> Short problem
Go through the listing and copy every line word for word.

## Begin

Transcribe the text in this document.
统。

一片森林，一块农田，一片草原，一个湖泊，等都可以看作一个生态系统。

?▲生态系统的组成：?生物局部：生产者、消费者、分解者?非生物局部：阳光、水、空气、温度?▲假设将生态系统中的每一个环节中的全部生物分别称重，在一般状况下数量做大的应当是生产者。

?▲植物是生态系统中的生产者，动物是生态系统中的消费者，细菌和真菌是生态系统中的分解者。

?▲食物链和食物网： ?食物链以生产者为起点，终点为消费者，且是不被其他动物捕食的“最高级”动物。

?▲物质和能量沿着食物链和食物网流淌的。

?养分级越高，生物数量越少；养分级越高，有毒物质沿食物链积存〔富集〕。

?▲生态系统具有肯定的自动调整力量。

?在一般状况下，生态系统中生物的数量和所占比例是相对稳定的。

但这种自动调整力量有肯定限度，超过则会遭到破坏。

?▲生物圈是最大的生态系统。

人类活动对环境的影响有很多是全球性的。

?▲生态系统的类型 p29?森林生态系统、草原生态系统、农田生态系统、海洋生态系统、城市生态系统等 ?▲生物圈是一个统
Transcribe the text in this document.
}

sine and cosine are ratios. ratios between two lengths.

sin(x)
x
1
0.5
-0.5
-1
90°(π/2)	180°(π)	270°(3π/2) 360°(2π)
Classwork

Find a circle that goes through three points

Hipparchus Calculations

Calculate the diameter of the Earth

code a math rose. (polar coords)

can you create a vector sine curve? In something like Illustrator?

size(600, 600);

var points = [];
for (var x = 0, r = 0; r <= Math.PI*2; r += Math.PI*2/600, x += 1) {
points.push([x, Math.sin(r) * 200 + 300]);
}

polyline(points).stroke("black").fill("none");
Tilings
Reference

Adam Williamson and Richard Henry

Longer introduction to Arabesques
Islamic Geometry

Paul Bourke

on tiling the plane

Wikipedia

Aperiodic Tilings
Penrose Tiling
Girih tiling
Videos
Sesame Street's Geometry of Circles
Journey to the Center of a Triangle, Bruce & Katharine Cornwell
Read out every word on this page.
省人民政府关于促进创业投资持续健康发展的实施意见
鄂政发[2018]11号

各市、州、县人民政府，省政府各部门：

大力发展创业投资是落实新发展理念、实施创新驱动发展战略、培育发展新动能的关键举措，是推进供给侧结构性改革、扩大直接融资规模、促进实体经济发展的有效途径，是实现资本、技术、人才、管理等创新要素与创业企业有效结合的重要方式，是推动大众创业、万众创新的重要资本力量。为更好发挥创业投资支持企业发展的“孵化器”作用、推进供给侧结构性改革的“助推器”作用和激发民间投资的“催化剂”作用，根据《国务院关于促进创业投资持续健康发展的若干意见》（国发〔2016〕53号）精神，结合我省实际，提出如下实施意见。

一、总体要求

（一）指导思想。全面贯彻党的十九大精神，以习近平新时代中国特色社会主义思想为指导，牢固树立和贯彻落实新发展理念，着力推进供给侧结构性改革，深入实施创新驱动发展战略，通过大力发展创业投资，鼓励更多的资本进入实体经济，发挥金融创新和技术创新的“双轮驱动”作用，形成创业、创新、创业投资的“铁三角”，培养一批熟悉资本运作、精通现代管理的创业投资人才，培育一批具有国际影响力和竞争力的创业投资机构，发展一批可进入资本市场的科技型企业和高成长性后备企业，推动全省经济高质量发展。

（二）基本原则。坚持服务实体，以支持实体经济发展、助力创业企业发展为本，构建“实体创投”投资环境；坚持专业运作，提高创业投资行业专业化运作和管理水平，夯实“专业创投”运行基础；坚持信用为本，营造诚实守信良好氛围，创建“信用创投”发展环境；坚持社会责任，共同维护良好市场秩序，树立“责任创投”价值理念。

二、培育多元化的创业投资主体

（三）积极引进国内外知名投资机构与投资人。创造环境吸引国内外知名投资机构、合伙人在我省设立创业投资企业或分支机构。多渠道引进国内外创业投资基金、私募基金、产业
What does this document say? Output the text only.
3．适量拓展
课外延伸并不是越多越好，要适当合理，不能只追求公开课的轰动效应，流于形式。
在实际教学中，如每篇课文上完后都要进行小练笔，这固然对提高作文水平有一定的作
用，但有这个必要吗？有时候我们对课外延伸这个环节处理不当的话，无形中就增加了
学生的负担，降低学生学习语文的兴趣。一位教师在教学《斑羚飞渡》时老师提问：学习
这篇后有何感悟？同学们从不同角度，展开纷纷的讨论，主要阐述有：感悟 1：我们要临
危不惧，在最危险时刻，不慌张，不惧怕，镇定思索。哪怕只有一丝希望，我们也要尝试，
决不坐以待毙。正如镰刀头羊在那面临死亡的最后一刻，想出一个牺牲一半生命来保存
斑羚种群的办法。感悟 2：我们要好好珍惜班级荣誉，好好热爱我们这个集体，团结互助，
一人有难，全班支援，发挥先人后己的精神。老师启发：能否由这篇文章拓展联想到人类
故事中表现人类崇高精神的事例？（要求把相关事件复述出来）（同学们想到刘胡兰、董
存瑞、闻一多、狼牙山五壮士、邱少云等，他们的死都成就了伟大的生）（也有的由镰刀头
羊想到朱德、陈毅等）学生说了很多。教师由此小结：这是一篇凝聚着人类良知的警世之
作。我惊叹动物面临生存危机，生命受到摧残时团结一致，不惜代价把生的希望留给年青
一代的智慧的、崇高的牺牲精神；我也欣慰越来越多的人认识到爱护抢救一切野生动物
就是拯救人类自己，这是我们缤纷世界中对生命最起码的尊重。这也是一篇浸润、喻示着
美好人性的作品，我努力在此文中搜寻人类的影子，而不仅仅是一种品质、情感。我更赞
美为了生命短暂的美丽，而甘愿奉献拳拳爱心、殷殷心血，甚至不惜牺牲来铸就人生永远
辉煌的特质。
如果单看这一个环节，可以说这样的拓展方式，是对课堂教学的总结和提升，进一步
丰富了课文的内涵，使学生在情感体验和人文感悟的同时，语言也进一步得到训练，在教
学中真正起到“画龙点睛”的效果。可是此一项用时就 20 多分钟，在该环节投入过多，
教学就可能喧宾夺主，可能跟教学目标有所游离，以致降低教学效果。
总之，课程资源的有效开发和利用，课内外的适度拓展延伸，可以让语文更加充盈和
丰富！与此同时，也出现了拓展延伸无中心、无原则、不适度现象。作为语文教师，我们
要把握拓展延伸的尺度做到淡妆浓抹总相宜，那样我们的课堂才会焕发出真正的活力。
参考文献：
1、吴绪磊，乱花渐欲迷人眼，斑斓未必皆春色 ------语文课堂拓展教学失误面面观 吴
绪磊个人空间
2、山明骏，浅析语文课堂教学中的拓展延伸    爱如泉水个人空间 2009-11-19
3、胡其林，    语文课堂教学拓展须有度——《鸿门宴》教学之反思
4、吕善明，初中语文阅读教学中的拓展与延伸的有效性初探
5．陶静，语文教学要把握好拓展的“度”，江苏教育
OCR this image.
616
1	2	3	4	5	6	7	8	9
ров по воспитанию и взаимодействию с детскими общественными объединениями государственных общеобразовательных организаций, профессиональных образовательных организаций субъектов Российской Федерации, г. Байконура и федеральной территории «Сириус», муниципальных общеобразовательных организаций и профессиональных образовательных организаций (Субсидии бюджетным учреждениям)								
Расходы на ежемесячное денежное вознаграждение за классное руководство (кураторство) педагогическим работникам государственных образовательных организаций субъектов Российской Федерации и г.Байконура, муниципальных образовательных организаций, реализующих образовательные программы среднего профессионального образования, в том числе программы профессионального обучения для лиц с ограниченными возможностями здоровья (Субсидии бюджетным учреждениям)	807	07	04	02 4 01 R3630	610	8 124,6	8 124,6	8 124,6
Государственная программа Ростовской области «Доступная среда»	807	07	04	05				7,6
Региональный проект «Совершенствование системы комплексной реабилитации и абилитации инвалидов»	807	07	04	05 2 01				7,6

## End

> Response
Transcribe the text in this document.
统。

一片森林，一块农田，一片草原，一个湖泊，等都可以看作一个生态系统。

?▲生态系统的组成：?生物局部：生产者、消费者、分解者?非生物局部：阳光、水、空气、温度?▲假设将生态系统中的每一个环节中的全部生物分别称重，在一般状况下数量做大的应当是生产者。

?▲植物是生态系统中的生产者，动物是生态系统中的消费者，细菌和真菌是生态系统中的分解者。

?▲食物链和食物网： ?食物链以生产者为起点，终点为消费者，且是不被其他动物捕食的“最高级”动物。

?▲物质和能量沿着食物链和食物网流淌的。

?养分级越高，生物数量越少；养分级越高，有毒物质沿食物链积存〔富集〕。

?▲生态系统具有肯定的自动调整力量。

?在一般状况下，生态系统中生物的数量和所占比例是相对稳定的。

但这种自动调整力量有肯定限度，超过则会遭到破坏。

?▲生物圈是最大的生态系统。

人类活动对环境的影响有很多是全球性的。

?▲生态系统的类型 p29?森林生态系统、草原生态系统、农田生态系统、海洋生态系统、城市生态系统等 ?▲生物圈是一个统
Transcribe the text in this document.
}

sine and cosine are ratios. ratios between two lengths.

sin(x)
x
1
0.5
-0.5
-1
90°(π/2)	180°(π)	270°(3π/2) 360°(2π)
Classwork

Find a circle that goes through three points

Hipparchus Calculations

Calculate the diameter of the Earth

code a math rose. (polar coords)

can you create a vector sine curve? In something like Illustrator?

size(600, 600);

var points = [];
for (var x = 0, r = 0; r <= Math.PI*2; r += Math.PI*2/600, x += 1) {
points.push([x, Math.sin(r) * 200 + 300]);
}

polyline(points).stroke("black").fill("none");
Tilings
Reference

Adam Williamson and Richard Henry

Longer introduction to Arabesques
Islamic Geometry

Paul Bourke

on tiling the plane

Wikipedia

Aperiodic Tilings
Penrose Tiling
Girih tiling
Videos
Sesame Street's Geometry of Circles
Journey to the Center of a Triangle, Bruce & Katharine Cornwell
Read out every word on this page.
省人民政府关于促进创业投资持续健康发展的实施意见
鄂政发[2018]11号

各市、州、县人民政府，省政府各部门：

大力发展创业投资是落实新发展理念、实施创新驱动发展战略、培育发展新动能的关键举措，是推进供给侧结构性改革、扩大直接融资规模、促进实体经济发展的有效途径，是实现资本、技术、人才、管理等创新要素与创业企业有效结合的重要方式，是推动大众创业、万众创新的重要资本力量。为更好发挥创业投资支持企业发展的“孵化器”作用、推进供给侧结构性改革的“助推器”作用和激发民间投资的“催化剂”作用，根据《国务院关于促进创业投资持续健康发展的若干意见》（国发〔2016〕53号）精神，结合我省实际，提出如下实施意见。

一、总体要求

（一）指导思想。全面贯彻党的十九大精神，以习近平新时代中国特色社会主义思想为指导，牢固树立和贯彻落实新发展理念，着力推进供给侧结构性改革，深入实施创新驱动发展战略，通过大力发展创业投资，鼓励更多的资本进入实体经济，发挥金融创新和技术创新的“双轮驱动”作用，形成创业、创新、创业投资的“铁三角”，培养一批熟悉资本运作、精通现代管理的创业投资人才，培育一批具有国际影响力和竞争力的创业投资机构，发展一批可进入资本市场的科技型企业和高成长性后备企业，推动全省经济高质量发展。

（二）基本原则。坚持服务实体，以支持实体经济发展、助力创业企业发展为本，构建“实体创投”投资环境；坚持专业运作，提高创业投资行业专业化运作和管理水平，夯实“专业创投”运行基础；坚持信用为本，营造诚实守信良好氛围，创建“信用创投”发展环境；坚持社会责任，共同维护良好市场秩序，树立“责任创投”价值理念。

二、培育多元化的创业投资主体

（三）积极引进国内外知名投资机构与投资人。创造环境吸引国内外知名投资机构、合伙人在我省设立创业投资企业或分支机构。多渠道引进国内外创业投资基金、私募基金、产业
What does this document say? Output the text only.
3．适量拓展
课外延伸并不是越多越好，要适当合理，不能只追求公开课的轰动效应，流于形式。
在实际教学中，如每篇课文上完后都要进行小练笔，这固然对提高作文水平有一定的作
用，但有这个必要吗？有时候我们对课外延伸这个环节处理不当的话，无形中就增加了
学生的负担，降低学生学习语文的兴趣。一位教师在教学《斑羚飞渡》时老师提问：学习
这篇后有何感悟？同学们从不同角度，展开纷纷的讨论，主要阐述有：感悟 1：我们要临
危不惧，在最危险时刻，不慌张，不惧怕，镇定思索。哪怕只有一丝希望，我们也要尝试，
决不坐以待毙。正如镰刀头羊在那面临死亡的最后一刻，想出一个牺牲一半生命来保存
斑羚种群的办法。感悟 2：我们要好好珍惜班级荣誉，好好热爱我们这个集体，团结互助，
一人有难，全班支援，发挥先人后己的精神。老师启发：能否由这篇文章拓展联想到人类
故事中表现人类崇高精神的事例？（要求把相关事件复述出来）（同学们想到刘胡兰、董
存瑞、闻一多、狼牙山五壮士、邱少云等，他们的死都成就了伟大的生）（也有的由镰刀头
羊想到朱德、陈毅等）学生说了很多。教师由此小结：这是一篇凝聚着人类良知的警世之
作。我惊叹动物面临生存危机，生命受到摧残时团结一致，不惜代价把生的希望留给年青
一代的智慧的、崇高的牺牲精神；我也欣慰越来越多的人认识到爱护抢救一切野生动物
就是拯救人类自己，这是我们缤纷世界中对生命最起码的尊重。这也是一篇浸润、喻示着
美好人性的作品，我努力在此文中搜寻人类的影子，而不仅仅是一种品质、情感。我更赞
美为了生命短暂的美丽，而甘愿奉献拳拳爱心、殷殷心血，甚至不惜牺牲来铸就人生永远
辉煌的特质。
如果单看这一个环节，可以说这样的拓展方式，是对课堂教学的总结和提升，进一步
丰富了课文的内涵，使学生在情感体验和人文感悟的同时，语言也进一步得到训练，在教
学中真正起到“画龙点睛”的效果。可是此一项用时就 20 多分钟，在该环节投入过多，
教学就可能喧宾夺主，可能跟教学目标有所游离，以致降低教学效果。
总之，课程资源的有效开发和利用，课内外的适度拓展延伸，可以让语文更加充盈和
丰富！与此同时，也出现了拓展延伸无中心、无原则、不适度现象。作为语文教师，我们
要把握拓展延伸的尺度做到淡妆浓抹总相宜，那样我们的课堂才会焕发出真正的活力。
参考文献：
1、吴绪磊，乱花渐欲迷人眼，斑斓未必皆春色 ------语文课堂拓展教学失误面面观 吴
绪磊个人空间
2、山明骏，浅析语文课堂教学中的拓展延伸    爱如泉水个人空间 2009-11-19
3、胡其林，    语文课堂教学拓展须有度——《鸿门宴》教学之反思
4、吕善明，初中语文阅读教学中的拓展与延伸的有效性初探
5．陶静，语文教学要把握好拓展的“度”，江苏教育
OCR this image.
616
1	2	3	4	5	6	7	8	9
ров по воспитанию и взаимодействию с детскими общественными объединениями государственных общеобразовательных организаций, профессиональных образовательных организаций субъектов Российской Федерации, г. Байконура и федеральной территории «Сириус», муниципальных общеобразовательных организаций и профессиональных образовательных организаций (Субсидии бюджетным учреждениям)								
Расходы на ежемесячное денежное вознаграждение за классное руководство (кураторство) педагогическим работникам государственных образовательных организаций субъектов Российской Федерации и г.Байконура, муниципальных образовательных организаций, реализующих образовательные программы среднего профессионального образования, в том числе программы профессионального обучения для лиц с ограниченными возможностями здоровья (Субсидии бюджетным учреждениям)	807	07	04	02 4 01 R3630	610	8 124,6	8 124,6	8 124,6
Государственная программа Ростовской области «Доступная среда»	807	07	04	05				7,6
Региональный проект «Совершенствование системы комплексной реабилитации и абилитации инвалидов»	807	07	04	05 2 01				7,6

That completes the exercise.